Write out all of the entries exactly as given.
++++++++++++++++++++
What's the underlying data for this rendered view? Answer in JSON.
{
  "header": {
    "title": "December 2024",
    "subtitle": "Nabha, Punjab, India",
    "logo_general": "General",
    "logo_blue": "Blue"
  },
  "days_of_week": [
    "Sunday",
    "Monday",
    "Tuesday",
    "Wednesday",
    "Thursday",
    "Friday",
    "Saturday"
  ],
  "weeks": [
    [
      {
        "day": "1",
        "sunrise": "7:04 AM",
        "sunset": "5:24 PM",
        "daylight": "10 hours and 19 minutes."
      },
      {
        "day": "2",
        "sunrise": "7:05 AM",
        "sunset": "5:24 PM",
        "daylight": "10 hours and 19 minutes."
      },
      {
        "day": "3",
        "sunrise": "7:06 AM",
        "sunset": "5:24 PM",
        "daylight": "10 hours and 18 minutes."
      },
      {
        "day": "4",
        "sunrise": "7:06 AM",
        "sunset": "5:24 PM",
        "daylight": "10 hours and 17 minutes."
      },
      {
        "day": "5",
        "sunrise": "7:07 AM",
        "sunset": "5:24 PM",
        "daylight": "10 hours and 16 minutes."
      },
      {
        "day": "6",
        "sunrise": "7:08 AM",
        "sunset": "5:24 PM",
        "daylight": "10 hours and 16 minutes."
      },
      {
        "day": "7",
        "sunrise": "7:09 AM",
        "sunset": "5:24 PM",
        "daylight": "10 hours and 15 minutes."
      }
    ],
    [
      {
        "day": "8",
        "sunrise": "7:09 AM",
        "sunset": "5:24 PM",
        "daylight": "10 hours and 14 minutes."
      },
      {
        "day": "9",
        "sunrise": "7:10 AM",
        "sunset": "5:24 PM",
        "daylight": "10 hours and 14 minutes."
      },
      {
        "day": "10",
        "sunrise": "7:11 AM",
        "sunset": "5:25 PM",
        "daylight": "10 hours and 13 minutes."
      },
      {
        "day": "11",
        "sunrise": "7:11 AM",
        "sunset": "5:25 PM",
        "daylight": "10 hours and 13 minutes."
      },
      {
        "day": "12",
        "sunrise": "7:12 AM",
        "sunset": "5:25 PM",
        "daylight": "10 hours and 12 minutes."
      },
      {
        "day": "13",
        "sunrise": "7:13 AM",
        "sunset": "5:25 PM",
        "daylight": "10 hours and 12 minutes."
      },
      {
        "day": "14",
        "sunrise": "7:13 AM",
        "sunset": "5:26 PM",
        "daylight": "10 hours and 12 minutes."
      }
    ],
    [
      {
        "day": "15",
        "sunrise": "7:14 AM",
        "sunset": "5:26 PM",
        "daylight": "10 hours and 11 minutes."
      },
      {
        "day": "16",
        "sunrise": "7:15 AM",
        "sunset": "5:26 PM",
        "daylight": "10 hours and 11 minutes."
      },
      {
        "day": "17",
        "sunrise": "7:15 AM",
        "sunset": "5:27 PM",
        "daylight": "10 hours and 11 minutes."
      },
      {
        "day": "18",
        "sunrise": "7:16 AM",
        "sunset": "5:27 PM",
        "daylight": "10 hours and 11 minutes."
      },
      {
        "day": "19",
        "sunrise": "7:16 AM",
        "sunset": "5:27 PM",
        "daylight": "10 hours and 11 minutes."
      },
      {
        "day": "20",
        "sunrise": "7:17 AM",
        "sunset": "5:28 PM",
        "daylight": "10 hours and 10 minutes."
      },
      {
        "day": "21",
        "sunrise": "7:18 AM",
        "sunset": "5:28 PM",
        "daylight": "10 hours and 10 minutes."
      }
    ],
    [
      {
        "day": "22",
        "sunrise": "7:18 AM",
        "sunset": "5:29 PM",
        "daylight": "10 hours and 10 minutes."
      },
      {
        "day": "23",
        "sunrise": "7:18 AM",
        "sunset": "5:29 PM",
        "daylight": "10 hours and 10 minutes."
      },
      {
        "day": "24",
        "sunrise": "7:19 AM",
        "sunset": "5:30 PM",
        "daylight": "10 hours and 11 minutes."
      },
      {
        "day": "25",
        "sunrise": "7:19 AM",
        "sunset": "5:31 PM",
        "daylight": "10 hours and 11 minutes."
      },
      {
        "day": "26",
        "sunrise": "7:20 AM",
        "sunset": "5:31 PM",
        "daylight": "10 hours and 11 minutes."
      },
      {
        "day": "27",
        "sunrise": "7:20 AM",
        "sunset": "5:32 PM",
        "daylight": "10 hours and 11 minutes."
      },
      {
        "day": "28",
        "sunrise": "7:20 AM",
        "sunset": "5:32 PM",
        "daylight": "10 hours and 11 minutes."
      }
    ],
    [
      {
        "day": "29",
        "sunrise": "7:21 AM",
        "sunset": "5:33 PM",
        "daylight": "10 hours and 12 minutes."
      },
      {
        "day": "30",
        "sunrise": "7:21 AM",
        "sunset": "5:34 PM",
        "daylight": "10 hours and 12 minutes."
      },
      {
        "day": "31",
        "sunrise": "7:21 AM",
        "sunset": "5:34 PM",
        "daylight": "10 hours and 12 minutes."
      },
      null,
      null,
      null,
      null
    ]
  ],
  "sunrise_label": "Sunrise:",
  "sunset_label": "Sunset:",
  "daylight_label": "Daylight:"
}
++++++++++++++++++++
● **Solution to this task**
What's the underlying data for this rendered view? Answer in JSON.
{
  "header": {
    "title": "December 2024",
    "subtitle": "Nabha, Punjab, India",
    "logo_general": "General",
    "logo_blue": "Blue"
  },
  "days_of_week": [
    "Sunday",
    "Monday",
    "Tuesday",
    "Wednesday",
    "Thursday",
    "Friday",
    "Saturday"
  ],
  "weeks": [
    [
      {
        "day": "1",
        "sunrise": "7:04 AM",
        "sunset": "5:24 PM",
        "daylight": "10 hours and 19 minutes."
      },
      {
        "day": "2",
        "sunrise": "7:05 AM",
        "sunset": "5:24 PM",
        "daylight": "10 hours and 19 minutes."
      },
      {
        "day": "3",
        "sunrise": "7:06 AM",
        "sunset": "5:24 PM",
        "daylight": "10 hours and 18 minutes."
      },
      {
        "day": "4",
        "sunrise": "7:06 AM",
        "sunset": "5:24 PM",
        "daylight": "10 hours and 17 minutes."
      },
      {
        "day": "5",
        "sunrise": "7:07 AM",
        "sunset": "5:24 PM",
        "daylight": "10 hours and 16 minutes."
      },
      {
        "day": "6",
        "sunrise": "7:08 AM",
        "sunset": "5:24 PM",
        "daylight": "10 hours and 16 minutes."
      },
      {
        "day": "7",
        "sunrise": "7:09 AM",
        "sunset": "5:24 PM",
        "daylight": "10 hours and 15 minutes."
      }
    ],
    [
      {
        "day": "8",
        "sunrise": "7:09 AM",
        "sunset": "5:24 PM",
        "daylight": "10 hours and 14 minutes."
      },
      {
        "day": "9",
        "sunrise": "7:10 AM",
        "sunset": "5:24 PM",
        "daylight": "10 hours and 14 minutes."
      },
      {
        "day": "10",
        "sunrise": "7:11 AM",
        "sunset": "5:25 PM",
        "daylight": "10 hours and 13 minutes."
      },
      {
        "day": "11",
        "sunrise": "7:11 AM",
        "sunset": "5:25 PM",
        "daylight": "10 hours and 13 minutes."
      },
      {
        "day": "12",
        "sunrise": "7:12 AM",
        "sunset": "5:25 PM",
        "daylight": "10 hours and 12 minutes."
      },
      {
        "day": "13",
        "sunrise": "7:13 AM",
        "sunset": "5:25 PM",
        "daylight": "10 hours and 12 minutes."
      },
      {
        "day": "14",
        "sunrise": "7:13 AM",
        "sunset": "5:26 PM",
        "daylight": "10 hours and 12 minutes."
      }
    ],
    [
      {
        "day": "15",
        "sunrise": "7:14 AM",
        "sunset": "5:26 PM",
        "daylight": "10 hours and 11 minutes."
      },
      {
        "day": "16",
        "sunrise": "7:15 AM",
        "sunset": "5:26 PM",
        "daylight": "10 hours and 11 minutes."
      },
      {
        "day": "17",
        "sunrise": "7:15 AM",
        "sunset": "5:27 PM",
        "daylight": "10 hours and 11 minutes."
      },
      {
        "day": "18",
        "sunrise": "7:16 AM",
        "sunset": "5:27 PM",
        "daylight": "10 hours and 11 minutes."
      },
      {
        "day": "19",
        "sunrise": "7:16 AM",
        "sunset": "5:27 PM",
        "daylight": "10 hours and 11 minutes."
      },
      {
        "day": "20",
        "sunrise": "7:17 AM",
        "sunset": "5:28 PM",
        "daylight": "10 hours and 10 minutes."
      },
      {
        "day": "21",
        "sunrise": "7:18 AM",
        "sunset": "5:28 PM",
        "daylight": "10 hours and 10 minutes."
      }
    ],
    [
      {
        "day": "22",
        "sunrise": "7:18 AM",
        "sunset": "5:29 PM",
        "daylight": "10 hours and 10 minutes."
      },
      {
        "day": "23",
        "sunrise": "7:18 AM",
        "sunset": "5:29 PM",
        "daylight": "10 hours and 10 minutes."
      },
      {
        "day": "24",
        "sunrise": "7:19 AM",
        "sunset": "5:30 PM",
        "daylight": "10 hours and 11 minutes."
      },
      {
        "day": "25",
        "sunrise": "7:19 AM",
        "sunset": "5:31 PM",
        "daylight": "10 hours and 11 minutes."
      },
      {
        "day": "26",
        "sunrise": "7:20 AM",
        "sunset": "5:31 PM",
        "daylight": "10 hours and 11 minutes."
      },
      {
        "day": "27",
        "sunrise": "7:20 AM",
        "sunset": "5:32 PM",
        "daylight": "10 hours and 11 minutes."
      },
      {
        "day": "28",
        "sunrise": "7:20 AM",
        "sunset": "5:32 PM",
        "daylight": "10 hours and 11 minutes."
      }
    ],
    [
      {
        "day": "29",
        "sunrise": "7:21 AM",
        "sunset": "5:33 PM",
        "daylight": "10 hours and 12 minutes."
      },
      {
        "day": "30",
        "sunrise": "7:21 AM",
        "sunset": "5:34 PM",
        "daylight": "10 hours and 12 minutes."
      },
      {
        "day": "31",
        "sunrise": "7:21 AM",
        "sunset": "5:34 PM",
        "daylight": "10 hours and 12 minutes."
      },
      null,
      null,
      null,
      null
    ]
  ],
  "sunrise_label": "Sunrise:",
  "sunset_label": "Sunset:",
  "daylight_label": "Daylight:"
}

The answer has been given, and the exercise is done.